◆ **Supplied data**:
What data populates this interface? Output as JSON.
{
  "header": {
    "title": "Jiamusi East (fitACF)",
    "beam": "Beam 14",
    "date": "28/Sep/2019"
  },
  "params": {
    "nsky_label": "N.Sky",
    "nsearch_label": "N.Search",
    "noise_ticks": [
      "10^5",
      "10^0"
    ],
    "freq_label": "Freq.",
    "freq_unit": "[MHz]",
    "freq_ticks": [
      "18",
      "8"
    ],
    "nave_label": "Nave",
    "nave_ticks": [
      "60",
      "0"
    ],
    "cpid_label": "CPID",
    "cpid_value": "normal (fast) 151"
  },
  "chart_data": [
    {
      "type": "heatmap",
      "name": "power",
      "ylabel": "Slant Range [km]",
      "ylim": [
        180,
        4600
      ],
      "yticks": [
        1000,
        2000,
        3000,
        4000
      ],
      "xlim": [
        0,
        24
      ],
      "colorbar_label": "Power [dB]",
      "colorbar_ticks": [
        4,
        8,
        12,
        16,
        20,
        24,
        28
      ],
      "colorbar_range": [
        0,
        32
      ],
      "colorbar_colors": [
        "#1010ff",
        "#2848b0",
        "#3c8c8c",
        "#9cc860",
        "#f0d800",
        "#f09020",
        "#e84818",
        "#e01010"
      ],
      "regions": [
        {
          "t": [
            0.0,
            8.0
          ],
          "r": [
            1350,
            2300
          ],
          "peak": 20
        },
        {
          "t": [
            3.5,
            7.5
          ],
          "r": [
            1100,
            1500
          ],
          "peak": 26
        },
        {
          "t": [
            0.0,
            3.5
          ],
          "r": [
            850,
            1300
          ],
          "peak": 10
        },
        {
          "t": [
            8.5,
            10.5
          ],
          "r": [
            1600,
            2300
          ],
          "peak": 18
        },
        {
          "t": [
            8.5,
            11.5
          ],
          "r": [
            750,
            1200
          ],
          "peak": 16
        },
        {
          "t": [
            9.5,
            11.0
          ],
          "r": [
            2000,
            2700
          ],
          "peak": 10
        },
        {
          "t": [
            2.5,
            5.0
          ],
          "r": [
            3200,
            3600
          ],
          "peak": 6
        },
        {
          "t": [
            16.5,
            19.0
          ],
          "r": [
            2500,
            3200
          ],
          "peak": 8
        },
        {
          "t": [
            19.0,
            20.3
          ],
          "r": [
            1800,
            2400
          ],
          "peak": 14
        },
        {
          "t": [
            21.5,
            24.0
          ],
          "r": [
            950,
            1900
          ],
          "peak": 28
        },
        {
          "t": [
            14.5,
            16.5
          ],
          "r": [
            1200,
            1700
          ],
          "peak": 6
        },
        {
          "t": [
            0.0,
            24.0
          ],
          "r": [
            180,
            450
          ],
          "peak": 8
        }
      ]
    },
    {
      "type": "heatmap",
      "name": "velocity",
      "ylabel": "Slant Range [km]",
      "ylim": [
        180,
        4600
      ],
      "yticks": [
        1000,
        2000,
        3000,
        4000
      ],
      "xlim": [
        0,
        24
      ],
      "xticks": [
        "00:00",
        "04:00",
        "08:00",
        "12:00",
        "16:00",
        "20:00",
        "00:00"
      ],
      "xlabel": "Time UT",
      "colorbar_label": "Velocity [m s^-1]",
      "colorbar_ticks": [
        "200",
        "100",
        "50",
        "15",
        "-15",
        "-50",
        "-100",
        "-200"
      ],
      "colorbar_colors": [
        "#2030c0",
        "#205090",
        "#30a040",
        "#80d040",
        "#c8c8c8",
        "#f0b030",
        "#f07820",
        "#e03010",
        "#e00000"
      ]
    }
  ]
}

◆ **Problem details**:
Each record must be repeated exactly as it is.

◆ **Exercise answer**:
What data populates this interface? Output as JSON.
{
  "header": {
    "title": "Jiamusi East (fitACF)",
    "beam": "Beam 14",
    "date": "28/Sep/2019"
  },
  "params": {
    "nsky_label": "N.Sky",
    "nsearch_label": "N.Search",
    "noise_ticks": [
      "10^5",
      "10^0"
    ],
    "freq_label": "Freq.",
    "freq_unit": "[MHz]",
    "freq_ticks": [
      "18",
      "8"
    ],
    "nave_label": "Nave",
    "nave_ticks": [
      "60",
      "0"
    ],
    "cpid_label": "CPID",
    "cpid_value": "normal (fast) 151"
  },
  "chart_data": [
    {
      "type": "heatmap",
      "name": "power",
      "ylabel": "Slant Range [km]",
      "ylim": [
        180,
        4600
      ],
      "yticks": [
        1000,
        2000,
        3000,
        4000
      ],
      "xlim": [
        0,
        24
      ],
      "colorbar_label": "Power [dB]",
      "colorbar_ticks": [
        4,
        8,
        12,
        16,
        20,
        24,
        28
      ],
      "colorbar_range": [
        0,
        32
      ],
      "colorbar_colors": [
        "#1010ff",
        "#2848b0",
        "#3c8c8c",
        "#9cc860",
        "#f0d800",
        "#f09020",
        "#e84818",
        "#e01010"
      ],
      "regions": [
        {
          "t": [
            0.0,
            8.0
          ],
          "r": [
            1350,
            2300
          ],
          "peak": 20
        },
        {
          "t": [
            3.5,
            7.5
          ],
          "r": [
            1100,
            1500
          ],
          "peak": 26
        },
        {
          "t": [
            0.0,
            3.5
          ],
          "r": [
            850,
            1300
          ],
          "peak": 10
        },
        {
          "t": [
            8.5,
            10.5
          ],
          "r": [
            1600,
            2300
          ],
          "peak": 18
        },
        {
          "t": [
            8.5,
            11.5
          ],
          "r": [
            750,
            1200
          ],
          "peak": 16
        },
        {
          "t": [
            9.5,
            11.0
          ],
          "r": [
            2000,
            2700
          ],
          "peak": 10
        },
        {
          "t": [
            2.5,
            5.0
          ],
          "r": [
            3200,
            3600
          ],
          "peak": 6
        },
        {
          "t": [
            16.5,
            19.0
          ],
          "r": [
            2500,
            3200
          ],
          "peak": 8
        },
        {
          "t": [
            19.0,
            20.3
          ],
          "r": [
            1800,
            2400
          ],
          "peak": 14
        },
        {
          "t": [
            21.5,
            24.0
          ],
          "r": [
            950,
            1900
          ],
          "peak": 28
        },
        {
          "t": [
            14.5,
            16.5
          ],
          "r": [
            1200,
            1700
          ],
          "peak": 6
        },
        {
          "t": [
            0.0,
            24.0
          ],
          "r": [
            180,
            450
          ],
          "peak": 8
        }
      ]
    },
    {
      "type": "heatmap",
      "name": "velocity",
      "ylabel": "Slant Range [km]",
      "ylim": [
        180,
        4600
      ],
      "yticks": [
        1000,
        2000,
        3000,
        4000
      ],
      "xlim": [
        0,
        24
      ],
      "xticks": [
        "00:00",
        "04:00",
        "08:00",
        "12:00",
        "16:00",
        "20:00",
        "00:00"
      ],
      "xlabel": "Time UT",
      "colorbar_label": "Velocity [m s^-1]",
      "colorbar_ticks": [
        "200",
        "100",
        "50",
        "15",
        "-15",
        "-50",
        "-100",
        "-200"
      ],
      "colorbar_colors": [
        "#2030c0",
        "#205090",
        "#30a040",
        "#80d040",
        "#c8c8c8",
        "#f0b030",
        "#f07820",
        "#e03010",
        "#e00000"
      ]
    }
  ]
}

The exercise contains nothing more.